> WHAT IS NEEDED: Give the entries again, word for word.

> Saved entries:
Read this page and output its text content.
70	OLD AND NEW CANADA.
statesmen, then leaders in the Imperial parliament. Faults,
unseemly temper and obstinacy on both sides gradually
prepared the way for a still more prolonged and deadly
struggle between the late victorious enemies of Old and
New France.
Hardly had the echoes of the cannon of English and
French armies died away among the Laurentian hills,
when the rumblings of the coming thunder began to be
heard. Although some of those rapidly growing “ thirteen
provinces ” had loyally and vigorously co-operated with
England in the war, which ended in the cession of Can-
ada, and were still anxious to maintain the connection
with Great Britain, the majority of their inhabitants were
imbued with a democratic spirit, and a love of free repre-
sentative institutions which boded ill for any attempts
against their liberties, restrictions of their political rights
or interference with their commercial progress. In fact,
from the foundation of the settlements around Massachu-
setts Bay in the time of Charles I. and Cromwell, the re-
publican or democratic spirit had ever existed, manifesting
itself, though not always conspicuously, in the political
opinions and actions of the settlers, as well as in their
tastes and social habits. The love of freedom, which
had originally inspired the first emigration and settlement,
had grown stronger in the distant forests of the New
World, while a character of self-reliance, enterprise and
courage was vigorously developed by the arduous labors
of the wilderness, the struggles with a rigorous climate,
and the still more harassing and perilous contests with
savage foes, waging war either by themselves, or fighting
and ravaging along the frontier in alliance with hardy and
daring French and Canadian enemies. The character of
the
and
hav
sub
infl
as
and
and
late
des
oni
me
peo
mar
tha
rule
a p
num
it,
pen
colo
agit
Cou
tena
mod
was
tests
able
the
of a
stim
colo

> OUTPUT OF THE TASK:
Read this page and output its text content.
70	OLD AND NEW CANADA.
statesmen, then leaders in the Imperial parliament. Faults,
unseemly temper and obstinacy on both sides gradually
prepared the way for a still more prolonged and deadly
struggle between the late victorious enemies of Old and
New France.
Hardly had the echoes of the cannon of English and
French armies died away among the Laurentian hills,
when the rumblings of the coming thunder began to be
heard. Although some of those rapidly growing “ thirteen
provinces ” had loyally and vigorously co-operated with
England in the war, which ended in the cession of Can-
ada, and were still anxious to maintain the connection
with Great Britain, the majority of their inhabitants were
imbued with a democratic spirit, and a love of free repre-
sentative institutions which boded ill for any attempts
against their liberties, restrictions of their political rights
or interference with their commercial progress. In fact,
from the foundation of the settlements around Massachu-
setts Bay in the time of Charles I. and Cromwell, the re-
publican or democratic spirit had ever existed, manifesting
itself, though not always conspicuously, in the political
opinions and actions of the settlers, as well as in their
tastes and social habits. The love of freedom, which
had originally inspired the first emigration and settlement,
had grown stronger in the distant forests of the New
World, while a character of self-reliance, enterprise and
courage was vigorously developed by the arduous labors
of the wilderness, the struggles with a rigorous climate,
and the still more harassing and perilous contests with
savage foes, waging war either by themselves, or fighting
and ravaging along the frontier in alliance with hardy and
daring French and Canadian enemies. The character of
the
and
hav
sub
infl
as
and
and
late
des
oni
me
peo
mar
tha
rule
a p
num
it,
pen
colo
agit
Cou
tena
mod
was
tests
able
the
of a
stim
colo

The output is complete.